Items listed in a dataset:
☆ ☆ ☆ ☆
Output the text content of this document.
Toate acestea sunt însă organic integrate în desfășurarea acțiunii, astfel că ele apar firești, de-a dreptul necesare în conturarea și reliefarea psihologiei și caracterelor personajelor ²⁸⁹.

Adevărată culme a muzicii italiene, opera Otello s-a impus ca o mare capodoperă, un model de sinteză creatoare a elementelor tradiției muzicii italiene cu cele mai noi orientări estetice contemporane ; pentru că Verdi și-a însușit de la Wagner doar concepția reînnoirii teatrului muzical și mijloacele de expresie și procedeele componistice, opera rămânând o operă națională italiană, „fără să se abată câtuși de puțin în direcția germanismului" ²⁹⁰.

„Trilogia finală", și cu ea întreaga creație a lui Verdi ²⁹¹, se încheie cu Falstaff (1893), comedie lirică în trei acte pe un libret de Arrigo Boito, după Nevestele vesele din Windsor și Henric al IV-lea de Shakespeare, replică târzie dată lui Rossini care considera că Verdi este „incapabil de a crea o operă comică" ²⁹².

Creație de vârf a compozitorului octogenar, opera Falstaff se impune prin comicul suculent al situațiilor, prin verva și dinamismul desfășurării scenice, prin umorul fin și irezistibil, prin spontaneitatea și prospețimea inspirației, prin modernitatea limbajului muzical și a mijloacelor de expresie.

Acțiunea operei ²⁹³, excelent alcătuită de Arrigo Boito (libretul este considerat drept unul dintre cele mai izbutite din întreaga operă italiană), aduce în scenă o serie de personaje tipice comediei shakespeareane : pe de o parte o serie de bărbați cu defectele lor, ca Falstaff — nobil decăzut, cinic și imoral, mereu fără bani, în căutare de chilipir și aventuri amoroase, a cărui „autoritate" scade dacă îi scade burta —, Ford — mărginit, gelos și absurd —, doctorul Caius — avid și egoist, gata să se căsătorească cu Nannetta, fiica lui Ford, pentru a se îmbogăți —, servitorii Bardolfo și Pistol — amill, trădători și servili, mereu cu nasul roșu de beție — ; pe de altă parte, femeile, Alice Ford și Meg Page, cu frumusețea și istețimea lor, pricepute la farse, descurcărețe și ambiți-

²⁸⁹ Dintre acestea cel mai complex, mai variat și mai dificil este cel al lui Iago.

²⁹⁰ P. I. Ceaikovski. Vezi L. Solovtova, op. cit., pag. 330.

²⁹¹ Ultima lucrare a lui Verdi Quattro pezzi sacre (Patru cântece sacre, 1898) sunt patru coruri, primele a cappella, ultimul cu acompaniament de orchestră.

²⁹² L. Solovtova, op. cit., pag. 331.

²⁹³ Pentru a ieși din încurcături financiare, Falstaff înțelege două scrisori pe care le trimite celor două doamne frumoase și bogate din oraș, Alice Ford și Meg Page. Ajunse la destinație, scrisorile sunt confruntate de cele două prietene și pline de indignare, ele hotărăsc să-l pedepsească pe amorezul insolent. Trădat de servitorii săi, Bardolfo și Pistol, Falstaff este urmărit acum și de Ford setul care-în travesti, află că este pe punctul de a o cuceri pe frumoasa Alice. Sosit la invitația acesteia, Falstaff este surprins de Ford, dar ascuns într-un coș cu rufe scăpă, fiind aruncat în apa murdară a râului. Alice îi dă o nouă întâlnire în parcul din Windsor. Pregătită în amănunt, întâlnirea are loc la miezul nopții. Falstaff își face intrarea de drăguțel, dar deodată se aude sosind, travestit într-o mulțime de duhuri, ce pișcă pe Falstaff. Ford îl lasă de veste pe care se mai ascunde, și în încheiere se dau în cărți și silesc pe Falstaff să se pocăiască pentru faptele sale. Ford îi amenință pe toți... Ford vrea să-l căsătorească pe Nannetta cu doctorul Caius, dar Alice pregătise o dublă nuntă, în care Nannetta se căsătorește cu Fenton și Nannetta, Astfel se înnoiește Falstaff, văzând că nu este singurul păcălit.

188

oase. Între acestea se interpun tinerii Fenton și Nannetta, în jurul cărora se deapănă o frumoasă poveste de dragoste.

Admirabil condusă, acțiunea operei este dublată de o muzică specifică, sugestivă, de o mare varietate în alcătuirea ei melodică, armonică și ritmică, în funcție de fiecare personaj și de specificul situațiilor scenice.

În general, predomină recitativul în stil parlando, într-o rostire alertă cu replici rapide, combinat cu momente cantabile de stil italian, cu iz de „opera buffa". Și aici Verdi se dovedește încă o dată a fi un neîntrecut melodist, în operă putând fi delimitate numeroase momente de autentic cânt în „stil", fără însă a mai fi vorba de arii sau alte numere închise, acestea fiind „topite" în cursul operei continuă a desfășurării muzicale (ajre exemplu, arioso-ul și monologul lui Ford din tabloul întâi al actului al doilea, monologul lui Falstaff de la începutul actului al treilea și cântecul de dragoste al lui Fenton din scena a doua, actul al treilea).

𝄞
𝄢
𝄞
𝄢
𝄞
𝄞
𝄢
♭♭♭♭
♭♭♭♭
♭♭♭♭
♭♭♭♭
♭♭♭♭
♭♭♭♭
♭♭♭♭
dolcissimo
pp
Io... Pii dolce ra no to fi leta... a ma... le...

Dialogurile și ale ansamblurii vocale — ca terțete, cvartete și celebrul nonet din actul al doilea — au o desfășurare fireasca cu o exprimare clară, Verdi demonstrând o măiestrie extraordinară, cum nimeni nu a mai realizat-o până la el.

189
☆ ☆ ☆ ☆
> _Given exercise_:
Using the listing above, show each line holding the string "Arrigo".

> _Exercise output_:
„Trilogia finală", și cu ea întreaga creație a lui Verdi ²⁹¹, se încheie cu Falstaff (1893), comedie lirică în trei acte pe un libret de Arrigo Boito, după Nevestele vesele din Windsor și Henric al IV-lea de Shakespeare, replică târzie dată lui Rossini care considera că Verdi este „incapabil de a crea o operă comică" ²⁹².
Acțiunea operei ²⁹³, excelent alcătuită de Arrigo Boito (libretul este considerat drept unul dintre cele mai izbutite din întreaga operă italiană), aduce în scenă o serie de personaje tipice comediei shakespeareane : pe de o parte o serie de bărbați cu defectele lor, ca Falstaff — nobil decăzut, cinic și imoral, mereu fără bani, în căutare de chilipir și aventuri amoroase, a cărui „autoritate" scade dacă îi scade burta —, Ford — mărginit, gelos și absurd —, doctorul Caius — avid și egoist, gata să se căsătorească cu Nannetta, fiica lui Ford, pentru a se îmbogăți —, servitorii Bardolfo și Pistol — amill, trădători și servili, mereu cu nasul roșu de beție — ; pe de altă parte, femeile, Alice Ford și Meg Page, cu frumusețea și istețimea lor, pricepute la farse, descurcărețe și ambiți-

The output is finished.